__WORK INSTRUCTIONS__:
(1) According to the passage on Liz Phair and feminism, why is the mainstream feminist canon limited?
(2) Print the stretch of the passage on Liz Phair and feminism from "If Liz Phair" through "from the narrative.".
(3) In the passage on Liz Phair and feminism, the sentence beginning "The problem comes in" names the ways we wrongly assume everyone is the same. List them.

__SOURCE TEXT__:
[Start of section]

That email conversation has been on my mind for the last few months, because to me, it illustrates a lot of the difficulties in uniting under the common umbrella of feminism. The women who relate to Liz Phair feel as though that was a defining album, a pivotal pop-culture addition to the feminist cannon.
And that assumption is fine.
If Liz Phair found a way to articulate your truths and mold them into lyrics that still resonate after more than a decade, that is a wonderful thing. Many of us use music and lyrics to provide insight into our wold, to understand what we are going through, to provide a balm to our aches and the provide the background sound to our celebrations.
The problem comes in when we assume that everyone feels, thinks, or experiences things in the same way. The mainstream feminist canon is limited precisely because it excludes so many voices from the narrative.

[End of section]

__INFORMATION__:
[Start of section]

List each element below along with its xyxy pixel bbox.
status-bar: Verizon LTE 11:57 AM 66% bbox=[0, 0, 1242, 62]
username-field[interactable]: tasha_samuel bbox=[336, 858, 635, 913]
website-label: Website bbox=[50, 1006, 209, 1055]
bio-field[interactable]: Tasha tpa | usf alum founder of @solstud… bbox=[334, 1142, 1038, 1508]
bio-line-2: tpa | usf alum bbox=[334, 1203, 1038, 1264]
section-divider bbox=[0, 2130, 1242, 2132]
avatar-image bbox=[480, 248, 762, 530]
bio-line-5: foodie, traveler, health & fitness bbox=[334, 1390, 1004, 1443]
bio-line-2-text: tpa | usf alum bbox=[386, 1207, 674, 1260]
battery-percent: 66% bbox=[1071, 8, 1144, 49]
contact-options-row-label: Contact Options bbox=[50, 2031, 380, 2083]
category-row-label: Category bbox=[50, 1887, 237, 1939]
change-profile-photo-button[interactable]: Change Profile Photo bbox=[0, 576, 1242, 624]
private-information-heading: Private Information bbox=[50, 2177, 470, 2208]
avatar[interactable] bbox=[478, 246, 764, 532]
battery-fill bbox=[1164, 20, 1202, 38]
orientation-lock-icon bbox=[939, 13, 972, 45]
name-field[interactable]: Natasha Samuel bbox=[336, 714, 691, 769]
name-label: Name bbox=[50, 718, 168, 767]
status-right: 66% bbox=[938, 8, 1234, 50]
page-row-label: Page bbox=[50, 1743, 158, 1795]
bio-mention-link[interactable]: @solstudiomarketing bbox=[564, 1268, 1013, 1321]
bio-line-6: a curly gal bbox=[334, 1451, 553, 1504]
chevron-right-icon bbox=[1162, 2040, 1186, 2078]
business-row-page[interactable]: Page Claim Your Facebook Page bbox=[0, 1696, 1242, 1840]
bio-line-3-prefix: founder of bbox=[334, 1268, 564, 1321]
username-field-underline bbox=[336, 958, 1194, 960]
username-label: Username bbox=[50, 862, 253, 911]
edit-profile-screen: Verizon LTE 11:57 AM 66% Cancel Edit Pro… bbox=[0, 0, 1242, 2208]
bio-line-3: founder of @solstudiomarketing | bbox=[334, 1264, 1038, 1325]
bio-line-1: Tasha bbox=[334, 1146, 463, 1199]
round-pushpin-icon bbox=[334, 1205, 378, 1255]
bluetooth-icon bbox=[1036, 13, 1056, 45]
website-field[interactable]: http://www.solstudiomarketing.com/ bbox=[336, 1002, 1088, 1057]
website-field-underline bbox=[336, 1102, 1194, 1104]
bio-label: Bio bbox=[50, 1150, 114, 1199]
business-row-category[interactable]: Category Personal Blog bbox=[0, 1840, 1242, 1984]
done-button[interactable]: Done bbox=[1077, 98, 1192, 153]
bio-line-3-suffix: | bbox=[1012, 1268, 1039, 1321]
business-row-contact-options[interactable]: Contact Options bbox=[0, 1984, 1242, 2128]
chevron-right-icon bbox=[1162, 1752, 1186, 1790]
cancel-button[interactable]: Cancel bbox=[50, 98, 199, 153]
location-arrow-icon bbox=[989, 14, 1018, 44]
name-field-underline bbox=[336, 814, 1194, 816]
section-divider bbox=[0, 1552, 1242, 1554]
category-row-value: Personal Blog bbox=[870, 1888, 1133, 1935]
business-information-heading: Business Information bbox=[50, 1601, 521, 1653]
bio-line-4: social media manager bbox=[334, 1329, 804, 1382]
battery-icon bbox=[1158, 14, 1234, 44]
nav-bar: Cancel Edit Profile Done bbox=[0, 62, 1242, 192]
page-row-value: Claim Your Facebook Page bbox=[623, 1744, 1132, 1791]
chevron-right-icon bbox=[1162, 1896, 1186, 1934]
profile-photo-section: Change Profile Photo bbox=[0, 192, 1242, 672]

[End of section]

__RESULTS OF THE TASKS__:
(1) It excludes so many voices from the narrative.

(2)
If Liz Phair found a way to articulate your truths and mold them into lyrics that still resonate after more than a decade, that is a wonderful thing. Many of us use music and lyrics to provide insight into our wold, to understand what we are going through, to provide a balm to our aches and the provide the background sound to our celebrations.
The problem comes in when we assume that everyone feels, thinks, or experiences things in the same way. The mainstream feminist canon is limited precisely because it excludes so many voices from the narrative.

(3) feels, thinks, experiences things